Stored dataset items
▬▬▬▬▬▬

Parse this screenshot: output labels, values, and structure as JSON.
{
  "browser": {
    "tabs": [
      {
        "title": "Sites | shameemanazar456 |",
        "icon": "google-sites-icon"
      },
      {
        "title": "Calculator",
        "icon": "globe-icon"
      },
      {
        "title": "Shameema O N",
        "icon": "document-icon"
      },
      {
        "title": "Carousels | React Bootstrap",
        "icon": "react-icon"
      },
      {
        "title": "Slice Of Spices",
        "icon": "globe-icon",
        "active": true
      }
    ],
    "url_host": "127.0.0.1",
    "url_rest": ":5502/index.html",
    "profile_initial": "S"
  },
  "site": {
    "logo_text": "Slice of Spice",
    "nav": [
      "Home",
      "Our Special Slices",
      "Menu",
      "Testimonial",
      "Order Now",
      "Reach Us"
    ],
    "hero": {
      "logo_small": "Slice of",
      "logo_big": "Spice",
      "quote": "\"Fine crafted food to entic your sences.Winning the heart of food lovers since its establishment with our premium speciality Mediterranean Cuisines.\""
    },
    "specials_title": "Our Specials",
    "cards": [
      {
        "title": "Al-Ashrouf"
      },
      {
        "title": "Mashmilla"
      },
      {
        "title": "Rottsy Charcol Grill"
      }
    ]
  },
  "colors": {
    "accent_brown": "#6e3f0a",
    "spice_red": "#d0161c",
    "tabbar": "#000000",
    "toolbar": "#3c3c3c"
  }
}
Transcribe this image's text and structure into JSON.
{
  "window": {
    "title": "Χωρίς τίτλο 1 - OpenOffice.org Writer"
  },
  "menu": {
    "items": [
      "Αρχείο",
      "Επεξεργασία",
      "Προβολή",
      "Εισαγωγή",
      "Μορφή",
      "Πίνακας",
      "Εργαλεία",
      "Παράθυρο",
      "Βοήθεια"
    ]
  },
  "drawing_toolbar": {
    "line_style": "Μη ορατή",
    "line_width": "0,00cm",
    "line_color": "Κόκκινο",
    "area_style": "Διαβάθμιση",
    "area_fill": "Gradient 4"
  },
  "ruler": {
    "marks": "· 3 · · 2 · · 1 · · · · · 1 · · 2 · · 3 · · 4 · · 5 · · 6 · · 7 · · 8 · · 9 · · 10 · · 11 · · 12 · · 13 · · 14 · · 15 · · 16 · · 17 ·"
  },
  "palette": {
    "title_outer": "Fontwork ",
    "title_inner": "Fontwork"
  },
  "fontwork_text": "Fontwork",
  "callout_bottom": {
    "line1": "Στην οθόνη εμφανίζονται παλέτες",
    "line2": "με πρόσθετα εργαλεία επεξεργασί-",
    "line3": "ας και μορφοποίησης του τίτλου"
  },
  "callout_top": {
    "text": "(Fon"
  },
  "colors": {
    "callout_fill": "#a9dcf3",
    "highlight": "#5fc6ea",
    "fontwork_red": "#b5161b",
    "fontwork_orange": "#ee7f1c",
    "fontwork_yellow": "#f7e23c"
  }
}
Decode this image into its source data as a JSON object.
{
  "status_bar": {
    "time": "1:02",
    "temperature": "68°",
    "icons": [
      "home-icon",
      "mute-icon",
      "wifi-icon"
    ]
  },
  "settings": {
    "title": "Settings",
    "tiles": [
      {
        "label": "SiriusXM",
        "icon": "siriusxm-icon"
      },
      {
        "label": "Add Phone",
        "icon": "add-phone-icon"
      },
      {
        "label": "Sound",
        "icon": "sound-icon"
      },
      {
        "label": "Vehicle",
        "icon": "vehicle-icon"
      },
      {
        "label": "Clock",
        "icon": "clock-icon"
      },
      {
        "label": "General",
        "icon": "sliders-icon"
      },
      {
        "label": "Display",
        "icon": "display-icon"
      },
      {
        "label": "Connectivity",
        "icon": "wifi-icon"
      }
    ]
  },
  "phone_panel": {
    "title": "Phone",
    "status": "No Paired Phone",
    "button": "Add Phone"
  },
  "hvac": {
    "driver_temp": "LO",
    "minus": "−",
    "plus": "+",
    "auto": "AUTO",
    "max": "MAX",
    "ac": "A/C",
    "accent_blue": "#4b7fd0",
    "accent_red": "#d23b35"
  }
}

▬▬▬▬▬▬

### The problem
Every entry should be printed again exactly as it stands.

### Response to this exercise
Parse this screenshot: output labels, values, and structure as JSON.
{
  "browser": {
    "tabs": [
      {
        "title": "Sites | shameemanazar456 |",
        "icon": "google-sites-icon"
      },
      {
        "title": "Calculator",
        "icon": "globe-icon"
      },
      {
        "title": "Shameema O N",
        "icon": "document-icon"
      },
      {
        "title": "Carousels | React Bootstrap",
        "icon": "react-icon"
      },
      {
        "title": "Slice Of Spices",
        "icon": "globe-icon",
        "active": true
      }
    ],
    "url_host": "127.0.0.1",
    "url_rest": ":5502/index.html",
    "profile_initial": "S"
  },
  "site": {
    "logo_text": "Slice of Spice",
    "nav": [
      "Home",
      "Our Special Slices",
      "Menu",
      "Testimonial",
      "Order Now",
      "Reach Us"
    ],
    "hero": {
      "logo_small": "Slice of",
      "logo_big": "Spice",
      "quote": "\"Fine crafted food to entic your sences.Winning the heart of food lovers since its establishment with our premium speciality Mediterranean Cuisines.\""
    },
    "specials_title": "Our Specials",
    "cards": [
      {
        "title": "Al-Ashrouf"
      },
      {
        "title": "Mashmilla"
      },
      {
        "title": "Rottsy Charcol Grill"
      }
    ]
  },
  "colors": {
    "accent_brown": "#6e3f0a",
    "spice_red": "#d0161c",
    "tabbar": "#000000",
    "toolbar": "#3c3c3c"
  }
}
Transcribe this image's text and structure into JSON.
{
  "window": {
    "title": "Χωρίς τίτλο 1 - OpenOffice.org Writer"
  },
  "menu": {
    "items": [
      "Αρχείο",
      "Επεξεργασία",
      "Προβολή",
      "Εισαγωγή",
      "Μορφή",
      "Πίνακας",
      "Εργαλεία",
      "Παράθυρο",
      "Βοήθεια"
    ]
  },
  "drawing_toolbar": {
    "line_style": "Μη ορατή",
    "line_width": "0,00cm",
    "line_color": "Κόκκινο",
    "area_style": "Διαβάθμιση",
    "area_fill": "Gradient 4"
  },
  "ruler": {
    "marks": "· 3 · · 2 · · 1 · · · · · 1 · · 2 · · 3 · · 4 · · 5 · · 6 · · 7 · · 8 · · 9 · · 10 · · 11 · · 12 · · 13 · · 14 · · 15 · · 16 · · 17 ·"
  },
  "palette": {
    "title_outer": "Fontwork ",
    "title_inner": "Fontwork"
  },
  "fontwork_text": "Fontwork",
  "callout_bottom": {
    "line1": "Στην οθόνη εμφανίζονται παλέτες",
    "line2": "με πρόσθετα εργαλεία επεξεργασί-",
    "line3": "ας και μορφοποίησης του τίτλου"
  },
  "callout_top": {
    "text": "(Fon"
  },
  "colors": {
    "callout_fill": "#a9dcf3",
    "highlight": "#5fc6ea",
    "fontwork_red": "#b5161b",
    "fontwork_orange": "#ee7f1c",
    "fontwork_yellow": "#f7e23c"
  }
}
Decode this image into its source data as a JSON object.
{
  "status_bar": {
    "time": "1:02",
    "temperature": "68°",
    "icons": [
      "home-icon",
      "mute-icon",
      "wifi-icon"
    ]
  },
  "settings": {
    "title": "Settings",
    "tiles": [
      {
        "label": "SiriusXM",
        "icon": "siriusxm-icon"
      },
      {
        "label": "Add Phone",
        "icon": "add-phone-icon"
      },
      {
        "label": "Sound",
        "icon": "sound-icon"
      },
      {
        "label": "Vehicle",
        "icon": "vehicle-icon"
      },
      {
        "label": "Clock",
        "icon": "clock-icon"
      },
      {
        "label": "General",
        "icon": "sliders-icon"
      },
      {
        "label": "Display",
        "icon": "display-icon"
      },
      {
        "label": "Connectivity",
        "icon": "wifi-icon"
      }
    ]
  },
  "phone_panel": {
    "title": "Phone",
    "status": "No Paired Phone",
    "button": "Add Phone"
  },
  "hvac": {
    "driver_temp": "LO",
    "minus": "−",
    "plus": "+",
    "auto": "AUTO",
    "max": "MAX",
    "ac": "A/C",
    "accent_blue": "#4b7fd0",
    "accent_red": "#d23b35"
  }
}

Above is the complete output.